== DATA EXCERPTS

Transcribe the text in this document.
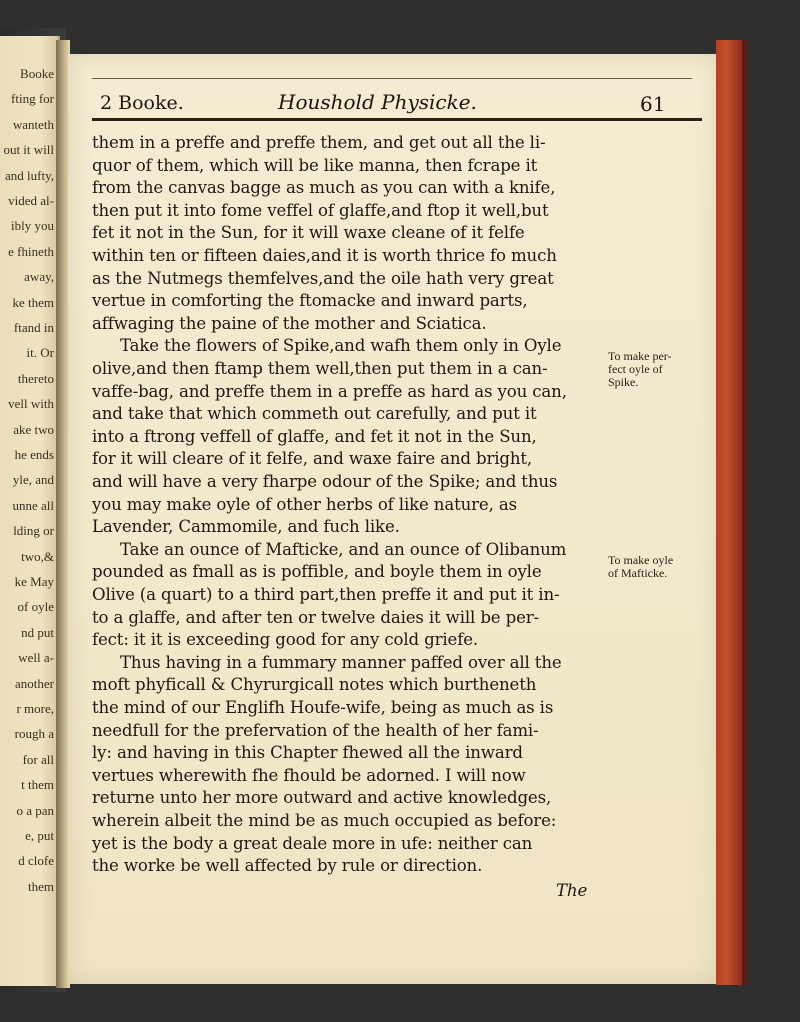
Booke
fting for
wanteth
out it will
and lufty,
vided al-
ibly you
e fhineth
away,
ke them
ftand in
it. Or
thereto
vell with
ake two
he ends
yle, and
unne all
lding or
two,&
ke May
of oyle
nd put
well a-
another
r more,
rough a
for all
t them
o a pan
e, put
d clofe
them
2 Booke.	Houshold Physicke.	61
them in a preffe and preffe them, and get out all the li-
quor of them, which will be like manna, then fcrape it
from the canvas bagge as much as you can with a knife,
then put it into fome veffel of glaffe,and ftop it well,but
fet it not in the Sun, for it will waxe cleane of it felfe
within ten or fifteen daies,and it is worth thrice fo much
as the Nutmegs themfelves,and the oile hath very great
vertue in comforting the ftomacke and inward parts,
affwaging the paine of the mother and Sciatica.
Take the flowers of Spike,and wafh them only in Oyle
olive,and then ftamp them well,then put them in a can-
vaffe-bag, and preffe them in a preffe as hard as you can,
and take that which commeth out carefully, and put it
into a ftrong veffell of glaffe, and fet it not in the Sun,
for it will cleare of it felfe, and waxe faire and bright,
and will have a very fharpe odour of the Spike; and thus
you may make oyle of other herbs of like nature, as
Lavender, Cammomile, and fuch like.
Take an ounce of Mafticke, and an ounce of Olibanum
pounded as fmall as is poffible, and boyle them in oyle
Olive (a quart) to a third part,then preffe it and put it in-
to a glaffe, and after ten or twelve daies it will be per-
fect: it it is exceeding good for any cold griefe.
Thus having in a fummary manner paffed over all the
moft phyficall & Chyrurgicall notes which burtheneth
the mind of our Englifh Houfe-wife, being as much as is
needfull for the prefervation of the health of her fami-
ly: and having in this Chapter fhewed all the inward
vertues wherewith fhe fhould be adorned. I will now
returne unto her more outward and active knowledges,
wherein albeit the mind be as much occupied as before:
yet is the body a great deale more in ufe: neither can
the worke be well affected by rule or direction.
The
To make per-
fect oyle of
Spike.
To make oyle
of Mafticke.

====

• _TASK_: Display every line of the listing that contains the string "this".

• _CORRECT OUTPUT_:
Transcribe the text in this document.
ly: and having in this Chapter fhewed all the inward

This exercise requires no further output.